(Dataset listings of figures)

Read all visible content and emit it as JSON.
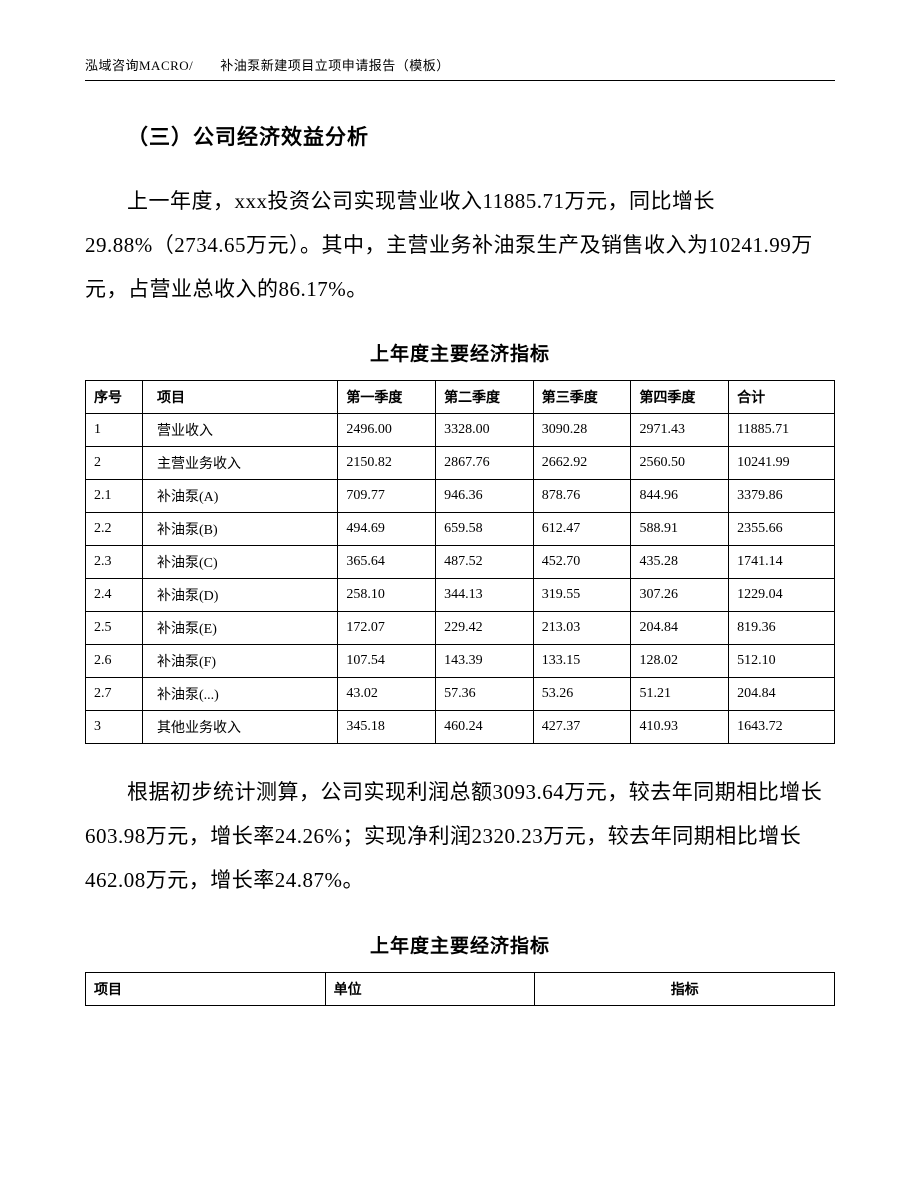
{
  "header": "泓域咨询MACRO/　　补油泵新建项目立项申请报告（模板）",
  "section_title": "（三）公司经济效益分析",
  "para1": "上一年度，xxx投资公司实现营业收入11885.71万元，同比增长29.88%（2734.65万元）。其中，主营业务补油泵生产及销售收入为10241.99万元，占营业总收入的86.17%。",
  "table1": {
    "title": "上年度主要经济指标",
    "headers": [
      "序号",
      "项目",
      "第一季度",
      "第二季度",
      "第三季度",
      "第四季度",
      "合计"
    ],
    "rows": [
      [
        "1",
        "营业收入",
        "2496.00",
        "3328.00",
        "3090.28",
        "2971.43",
        "11885.71"
      ],
      [
        "2",
        "主营业务收入",
        "2150.82",
        "2867.76",
        "2662.92",
        "2560.50",
        "10241.99"
      ],
      [
        "2.1",
        "补油泵(A)",
        "709.77",
        "946.36",
        "878.76",
        "844.96",
        "3379.86"
      ],
      [
        "2.2",
        "补油泵(B)",
        "494.69",
        "659.58",
        "612.47",
        "588.91",
        "2355.66"
      ],
      [
        "2.3",
        "补油泵(C)",
        "365.64",
        "487.52",
        "452.70",
        "435.28",
        "1741.14"
      ],
      [
        "2.4",
        "补油泵(D)",
        "258.10",
        "344.13",
        "319.55",
        "307.26",
        "1229.04"
      ],
      [
        "2.5",
        "补油泵(E)",
        "172.07",
        "229.42",
        "213.03",
        "204.84",
        "819.36"
      ],
      [
        "2.6",
        "补油泵(F)",
        "107.54",
        "143.39",
        "133.15",
        "128.02",
        "512.10"
      ],
      [
        "2.7",
        "补油泵(...)",
        "43.02",
        "57.36",
        "53.26",
        "51.21",
        "204.84"
      ],
      [
        "3",
        "其他业务收入",
        "345.18",
        "460.24",
        "427.37",
        "410.93",
        "1643.72"
      ]
    ]
  },
  "para2": "根据初步统计测算，公司实现利润总额3093.64万元，较去年同期相比增长603.98万元，增长率24.26%；实现净利润2320.23万元，较去年同期相比增长462.08万元，增长率24.87%。",
  "table2": {
    "title": "上年度主要经济指标",
    "headers": [
      "项目",
      "单位",
      "指标"
    ]
  }
}
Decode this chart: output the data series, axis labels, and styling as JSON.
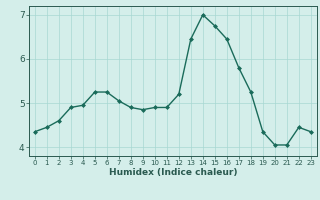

= Stated exercise =
Return all the entries word for word, but omit any pictures they contain.

= Solution below =
Read all visible content and emit it as JSON.
{
  "header": "泓域咨询MACRO/　　补油泵新建项目立项申请报告（模板）",
  "section_title": "（三）公司经济效益分析",
  "para1": "上一年度，xxx投资公司实现营业收入11885.71万元，同比增长29.88%（2734.65万元）。其中，主营业务补油泵生产及销售收入为10241.99万元，占营业总收入的86.17%。",
  "table1": {
    "title": "上年度主要经济指标",
    "headers": [
      "序号",
      "项目",
      "第一季度",
      "第二季度",
      "第三季度",
      "第四季度",
      "合计"
    ],
    "rows": [
      [
        "1",
        "营业收入",
        "2496.00",
        "3328.00",
        "3090.28",
        "2971.43",
        "11885.71"
      ],
      [
        "2",
        "主营业务收入",
        "2150.82",
        "2867.76",
        "2662.92",
        "2560.50",
        "10241.99"
      ],
      [
        "2.1",
        "补油泵(A)",
        "709.77",
        "946.36",
        "878.76",
        "844.96",
        "3379.86"
      ],
      [
        "2.2",
        "补油泵(B)",
        "494.69",
        "659.58",
        "612.47",
        "588.91",
        "2355.66"
      ],
      [
        "2.3",
        "补油泵(C)",
        "365.64",
        "487.52",
        "452.70",
        "435.28",
        "1741.14"
      ],
      [
        "2.4",
        "补油泵(D)",
        "258.10",
        "344.13",
        "319.55",
        "307.26",
        "1229.04"
      ],
      [
        "2.5",
        "补油泵(E)",
        "172.07",
        "229.42",
        "213.03",
        "204.84",
        "819.36"
      ],
      [
        "2.6",
        "补油泵(F)",
        "107.54",
        "143.39",
        "133.15",
        "128.02",
        "512.10"
      ],
      [
        "2.7",
        "补油泵(...)",
        "43.02",
        "57.36",
        "53.26",
        "51.21",
        "204.84"
      ],
      [
        "3",
        "其他业务收入",
        "345.18",
        "460.24",
        "427.37",
        "410.93",
        "1643.72"
      ]
    ]
  },
  "para2": "根据初步统计测算，公司实现利润总额3093.64万元，较去年同期相比增长603.98万元，增长率24.26%；实现净利润2320.23万元，较去年同期相比增长462.08万元，增长率24.87%。",
  "table2": {
    "title": "上年度主要经济指标",
    "headers": [
      "项目",
      "单位",
      "指标"
    ]
  }
}
Decode this chart: output the data series, axis labels, and styling as JSON.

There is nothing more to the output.